Supplied records:
■ ■ ■ ■

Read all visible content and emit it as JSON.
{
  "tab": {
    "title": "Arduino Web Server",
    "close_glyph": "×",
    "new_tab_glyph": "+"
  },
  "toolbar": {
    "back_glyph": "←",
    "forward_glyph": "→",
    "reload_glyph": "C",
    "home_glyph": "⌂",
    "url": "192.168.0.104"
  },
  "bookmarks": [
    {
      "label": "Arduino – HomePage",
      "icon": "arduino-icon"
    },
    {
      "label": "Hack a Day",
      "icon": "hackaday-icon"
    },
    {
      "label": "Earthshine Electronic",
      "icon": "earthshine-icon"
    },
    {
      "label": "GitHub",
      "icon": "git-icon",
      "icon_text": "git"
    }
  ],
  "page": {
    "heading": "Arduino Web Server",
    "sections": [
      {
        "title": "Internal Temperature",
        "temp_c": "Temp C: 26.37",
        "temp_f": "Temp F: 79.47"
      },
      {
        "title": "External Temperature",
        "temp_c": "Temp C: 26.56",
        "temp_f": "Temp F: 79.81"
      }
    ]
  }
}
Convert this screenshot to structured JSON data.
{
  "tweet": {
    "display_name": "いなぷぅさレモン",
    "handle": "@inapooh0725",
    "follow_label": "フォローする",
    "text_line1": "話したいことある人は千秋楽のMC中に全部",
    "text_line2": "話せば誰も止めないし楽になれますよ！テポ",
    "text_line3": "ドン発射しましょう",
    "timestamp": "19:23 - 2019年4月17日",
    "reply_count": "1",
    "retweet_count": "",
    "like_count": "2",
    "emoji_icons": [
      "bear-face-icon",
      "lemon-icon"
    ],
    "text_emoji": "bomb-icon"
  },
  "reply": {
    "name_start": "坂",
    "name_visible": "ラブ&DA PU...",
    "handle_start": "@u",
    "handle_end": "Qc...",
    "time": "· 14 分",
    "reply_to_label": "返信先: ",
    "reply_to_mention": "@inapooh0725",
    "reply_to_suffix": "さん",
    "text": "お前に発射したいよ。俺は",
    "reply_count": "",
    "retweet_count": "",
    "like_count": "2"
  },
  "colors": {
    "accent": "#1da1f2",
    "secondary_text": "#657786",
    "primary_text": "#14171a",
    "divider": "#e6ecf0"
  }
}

■ ■ ■ ■

Task description: Every entry should be output exactly as written, please.

Result:
Read all visible content and emit it as JSON.
{
  "tab": {
    "title": "Arduino Web Server",
    "close_glyph": "×",
    "new_tab_glyph": "+"
  },
  "toolbar": {
    "back_glyph": "←",
    "forward_glyph": "→",
    "reload_glyph": "C",
    "home_glyph": "⌂",
    "url": "192.168.0.104"
  },
  "bookmarks": [
    {
      "label": "Arduino – HomePage",
      "icon": "arduino-icon"
    },
    {
      "label": "Hack a Day",
      "icon": "hackaday-icon"
    },
    {
      "label": "Earthshine Electronic",
      "icon": "earthshine-icon"
    },
    {
      "label": "GitHub",
      "icon": "git-icon",
      "icon_text": "git"
    }
  ],
  "page": {
    "heading": "Arduino Web Server",
    "sections": [
      {
        "title": "Internal Temperature",
        "temp_c": "Temp C: 26.37",
        "temp_f": "Temp F: 79.47"
      },
      {
        "title": "External Temperature",
        "temp_c": "Temp C: 26.56",
        "temp_f": "Temp F: 79.81"
      }
    ]
  }
}
Convert this screenshot to structured JSON data.
{
  "tweet": {
    "display_name": "いなぷぅさレモン",
    "handle": "@inapooh0725",
    "follow_label": "フォローする",
    "text_line1": "話したいことある人は千秋楽のMC中に全部",
    "text_line2": "話せば誰も止めないし楽になれますよ！テポ",
    "text_line3": "ドン発射しましょう",
    "timestamp": "19:23 - 2019年4月17日",
    "reply_count": "1",
    "retweet_count": "",
    "like_count": "2",
    "emoji_icons": [
      "bear-face-icon",
      "lemon-icon"
    ],
    "text_emoji": "bomb-icon"
  },
  "reply": {
    "name_start": "坂",
    "name_visible": "ラブ&DA PU...",
    "handle_start": "@u",
    "handle_end": "Qc...",
    "time": "· 14 分",
    "reply_to_label": "返信先: ",
    "reply_to_mention": "@inapooh0725",
    "reply_to_suffix": "さん",
    "text": "お前に発射したいよ。俺は",
    "reply_count": "",
    "retweet_count": "",
    "like_count": "2"
  },
  "colors": {
    "accent": "#1da1f2",
    "secondary_text": "#657786",
    "primary_text": "#14171a",
    "divider": "#e6ecf0"
  }
}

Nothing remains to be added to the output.